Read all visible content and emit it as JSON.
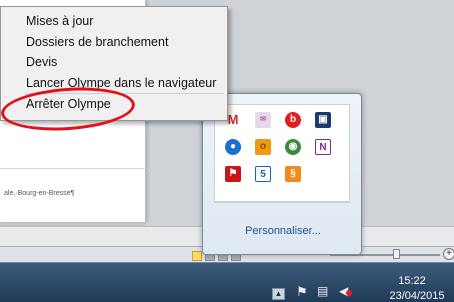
{
  "context_menu": {
    "items": [
      {
        "label": "Mises à jour"
      },
      {
        "label": "Dossiers de branchement"
      },
      {
        "label": "Devis"
      },
      {
        "label": "Lancer Olympe dans le navigateur"
      },
      {
        "label": "Arrêter Olympe",
        "highlighted_by_annotation": true
      }
    ]
  },
  "background_document": {
    "address_fragment": "ale,·Bourg-en-Bresse¶"
  },
  "tray_flyout": {
    "icons": [
      [
        "gmail-notifier-icon",
        "mail-envelope-icon",
        "beats-audio-icon",
        "screen-monitor-icon"
      ],
      [
        "cloud-sync-icon",
        "orange-square-icon",
        "chrome-like-icon",
        "onenote-icon"
      ],
      [
        "acrobat-pdf-icon",
        "html5-shield-icon",
        "java-icon"
      ]
    ],
    "icon_glyphs": [
      [
        "M",
        "✉",
        "b",
        "▣"
      ],
      [
        "●",
        "o",
        "◉",
        "N"
      ],
      [
        "⚑",
        "5",
        "§"
      ]
    ],
    "customize_link": "Personnaliser..."
  },
  "taskbar": {
    "time": "15:22",
    "date": "23/04/2015",
    "colors": {
      "start": "#3d5c7d",
      "end": "#1f3a57"
    }
  },
  "annotation": {
    "color": "#e3101a"
  }
}
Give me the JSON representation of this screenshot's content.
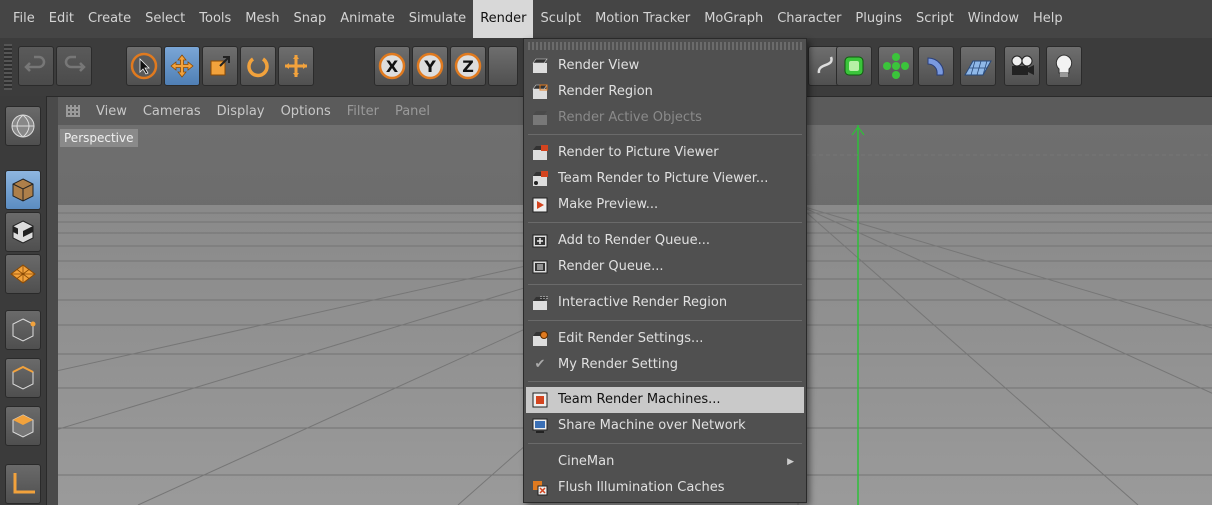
{
  "menubar": {
    "items": [
      "File",
      "Edit",
      "Create",
      "Select",
      "Tools",
      "Mesh",
      "Snap",
      "Animate",
      "Simulate",
      "Render",
      "Sculpt",
      "Motion Tracker",
      "MoGraph",
      "Character",
      "Plugins",
      "Script",
      "Window",
      "Help"
    ],
    "active": "Render"
  },
  "viewport": {
    "menu": [
      "View",
      "Cameras",
      "Display",
      "Options",
      "Filter",
      "Panel"
    ],
    "label": "Perspective"
  },
  "render_menu": {
    "items": [
      {
        "label": "Render View",
        "icon": "clapper-icon",
        "enabled": true
      },
      {
        "label": "Render Region",
        "icon": "clapper-region-icon",
        "enabled": true
      },
      {
        "label": "Render Active Objects",
        "icon": "clapper-objects-icon",
        "enabled": false
      },
      {
        "label": "Render to Picture Viewer",
        "icon": "picture-viewer-icon",
        "enabled": true
      },
      {
        "label": "Team Render to Picture Viewer...",
        "icon": "team-render-icon",
        "enabled": true
      },
      {
        "label": "Make Preview...",
        "icon": "preview-icon",
        "enabled": true
      },
      {
        "label": "Add to Render Queue...",
        "icon": "queue-add-icon",
        "enabled": true
      },
      {
        "label": "Render Queue...",
        "icon": "queue-icon",
        "enabled": true
      },
      {
        "label": "Interactive Render Region",
        "icon": "irr-icon",
        "enabled": true
      },
      {
        "label": "Edit Render Settings...",
        "icon": "settings-icon",
        "enabled": true
      },
      {
        "label": "My Render Setting",
        "icon": "check-icon",
        "enabled": true
      },
      {
        "label": "Team Render Machines...",
        "icon": "machines-icon",
        "enabled": true,
        "highlighted": true
      },
      {
        "label": "Share Machine over Network",
        "icon": "network-icon",
        "enabled": true
      },
      {
        "label": "CineMan",
        "icon": "",
        "enabled": true,
        "submenu": true
      },
      {
        "label": "Flush Illumination Caches",
        "icon": "flush-icon",
        "enabled": true
      }
    ]
  },
  "colors": {
    "accent_orange": "#e07a1f",
    "highlight": "#c9c9c9",
    "axis_green": "#2fbf3a"
  }
}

◆ **What the exercise asks**:
Every record gets retyped exactly; no picture goes into the copy.

◆ **Answer in full**:
Read all visible content and emit it as JSON.
{
  "context_menu": {
    "items": [
      {
        "label": "Mises à jour"
      },
      {
        "label": "Dossiers de branchement"
      },
      {
        "label": "Devis"
      },
      {
        "label": "Lancer Olympe dans le navigateur"
      },
      {
        "label": "Arrêter Olympe",
        "highlighted_by_annotation": true
      }
    ]
  },
  "background_document": {
    "address_fragment": "ale,·Bourg-en-Bresse¶"
  },
  "tray_flyout": {
    "icons": [
      [
        "gmail-notifier-icon",
        "mail-envelope-icon",
        "beats-audio-icon",
        "screen-monitor-icon"
      ],
      [
        "cloud-sync-icon",
        "orange-square-icon",
        "chrome-like-icon",
        "onenote-icon"
      ],
      [
        "acrobat-pdf-icon",
        "html5-shield-icon",
        "java-icon"
      ]
    ],
    "icon_glyphs": [
      [
        "M",
        "✉",
        "b",
        "▣"
      ],
      [
        "●",
        "o",
        "◉",
        "N"
      ],
      [
        "⚑",
        "5",
        "§"
      ]
    ],
    "customize_link": "Personnaliser..."
  },
  "taskbar": {
    "time": "15:22",
    "date": "23/04/2015",
    "colors": {
      "start": "#3d5c7d",
      "end": "#1f3a57"
    }
  },
  "annotation": {
    "color": "#e3101a"
  }
}
Give me the JSON representation of this screenshot's content.
{
  "menubar": {
    "items": [
      "File",
      "Edit",
      "Create",
      "Select",
      "Tools",
      "Mesh",
      "Snap",
      "Animate",
      "Simulate",
      "Render",
      "Sculpt",
      "Motion Tracker",
      "MoGraph",
      "Character",
      "Plugins",
      "Script",
      "Window",
      "Help"
    ],
    "active": "Render"
  },
  "viewport": {
    "menu": [
      "View",
      "Cameras",
      "Display",
      "Options",
      "Filter",
      "Panel"
    ],
    "label": "Perspective"
  },
  "render_menu": {
    "items": [
      {
        "label": "Render View",
        "icon": "clapper-icon",
        "enabled": true
      },
      {
        "label": "Render Region",
        "icon": "clapper-region-icon",
        "enabled": true
      },
      {
        "label": "Render Active Objects",
        "icon": "clapper-objects-icon",
        "enabled": false
      },
      {
        "label": "Render to Picture Viewer",
        "icon": "picture-viewer-icon",
        "enabled": true
      },
      {
        "label": "Team Render to Picture Viewer...",
        "icon": "team-render-icon",
        "enabled": true
      },
      {
        "label": "Make Preview...",
        "icon": "preview-icon",
        "enabled": true
      },
      {
        "label": "Add to Render Queue...",
        "icon": "queue-add-icon",
        "enabled": true
      },
      {
        "label": "Render Queue...",
        "icon": "queue-icon",
        "enabled": true
      },
      {
        "label": "Interactive Render Region",
        "icon": "irr-icon",
        "enabled": true
      },
      {
        "label": "Edit Render Settings...",
        "icon": "settings-icon",
        "enabled": true
      },
      {
        "label": "My Render Setting",
        "icon": "check-icon",
        "enabled": true
      },
      {
        "label": "Team Render Machines...",
        "icon": "machines-icon",
        "enabled": true,
        "highlighted": true
      },
      {
        "label": "Share Machine over Network",
        "icon": "network-icon",
        "enabled": true
      },
      {
        "label": "CineMan",
        "icon": "",
        "enabled": true,
        "submenu": true
      },
      {
        "label": "Flush Illumination Caches",
        "icon": "flush-icon",
        "enabled": true
      }
    ]
  },
  "colors": {
    "accent_orange": "#e07a1f",
    "highlight": "#c9c9c9",
    "axis_green": "#2fbf3a"
  }
}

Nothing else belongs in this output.